> _Task to complete_: Scan the material below for the string "axis", and copy every line where it shows up.

> _Supplied data_:
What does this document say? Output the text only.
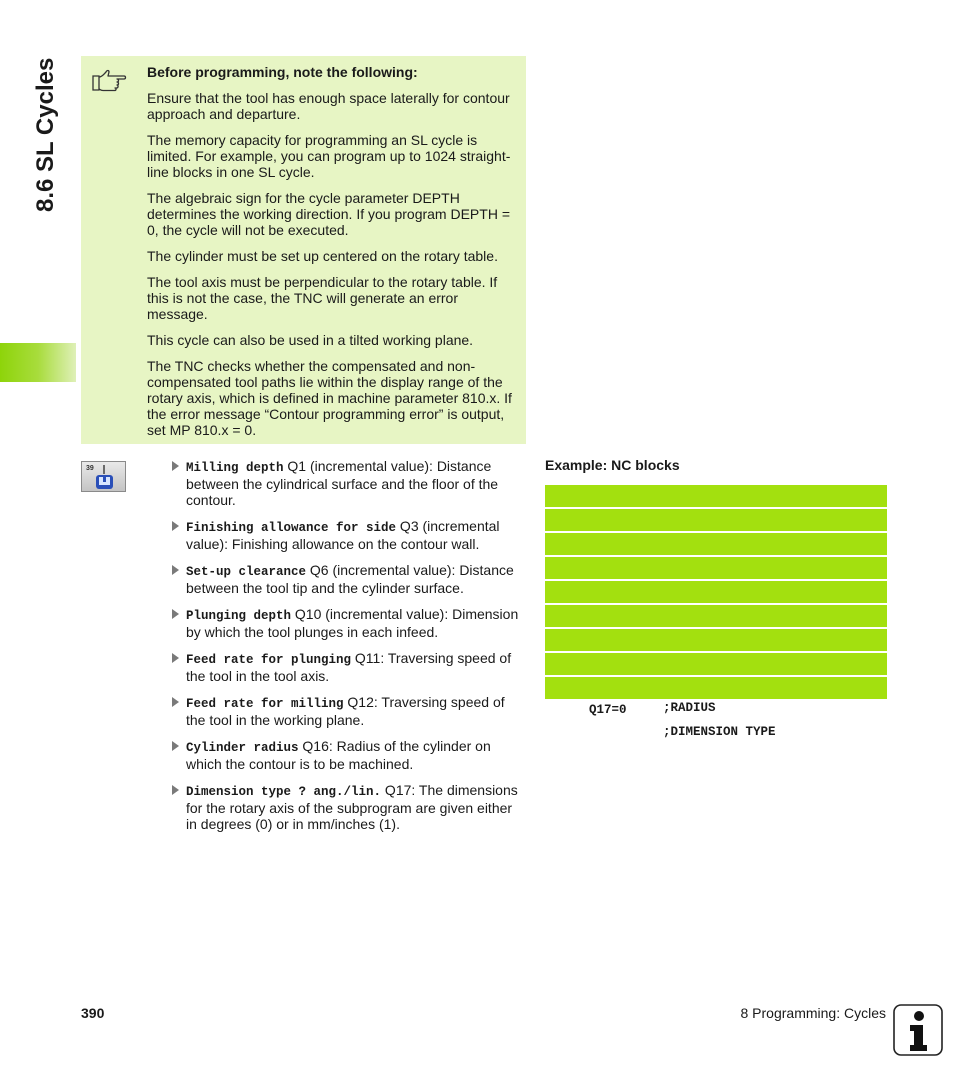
8.6 SL Cycles	Before programming, note the following:

Ensure that the tool has enough space laterally for contour approach and departure.

The memory capacity for programming an SL cycle is limited. For example, you can program up to 1024 straight-line blocks in one SL cycle.

The algebraic sign for the cycle parameter DEPTH determines the working direction. If you program DEPTH = 0, the cycle will not be executed.

The cylinder must be set up centered on the rotary table.

The tool axis must be perpendicular to the rotary table. If this is not the case, the TNC will generate an error message.

This cycle can also be used in a tilted working plane.

The TNC checks whether the compensated and non-compensated tool paths lie within the display range of the rotary axis, which is defined in machine parameter 810.x. If the error message “Contour programming error” is output, set MP 810.x = 0.

39	Milling depth Q1 (incremental value): Distance between the cylindrical surface and the floor of the contour.
Finishing allowance for side Q3 (incremental value): Finishing allowance on the contour wall.
Set-up clearance Q6 (incremental value): Distance between the tool tip and the cylinder surface.
Plunging depth Q10 (incremental value): Dimension by which the tool plunges in each infeed.
Feed rate for plunging Q11: Traversing speed of the tool in the tool axis.
Feed rate for milling Q12: Traversing speed of the tool in the working plane.
Cylinder radius Q16: Radius of the cylinder on which the contour is to be machined.
Dimension type ? ang./lin. Q17: The dimensions for the rotary axis of the subprogram are given either in degrees (0) or in mm/inches (1).
Example: NC blocks

;RADIUS

Q17=0

;DIMENSION TYPE

390	8 Programming: Cycles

> _Exercise response_:
The tool axis must be perpendicular to the rotary table. If this is not the case, the TNC will generate an error message.
The TNC checks whether the compensated and non-compensated tool paths lie within the display range of the rotary axis, which is defined in machine parameter 810.x. If the error message “Contour programming error” is output, set MP 810.x = 0.
Feed rate for plunging Q11: Traversing speed of the tool in the tool axis.
Dimension type ? ang./lin. Q17: The dimensions for the rotary axis of the subprogram are given either in degrees (0) or in mm/inches (1).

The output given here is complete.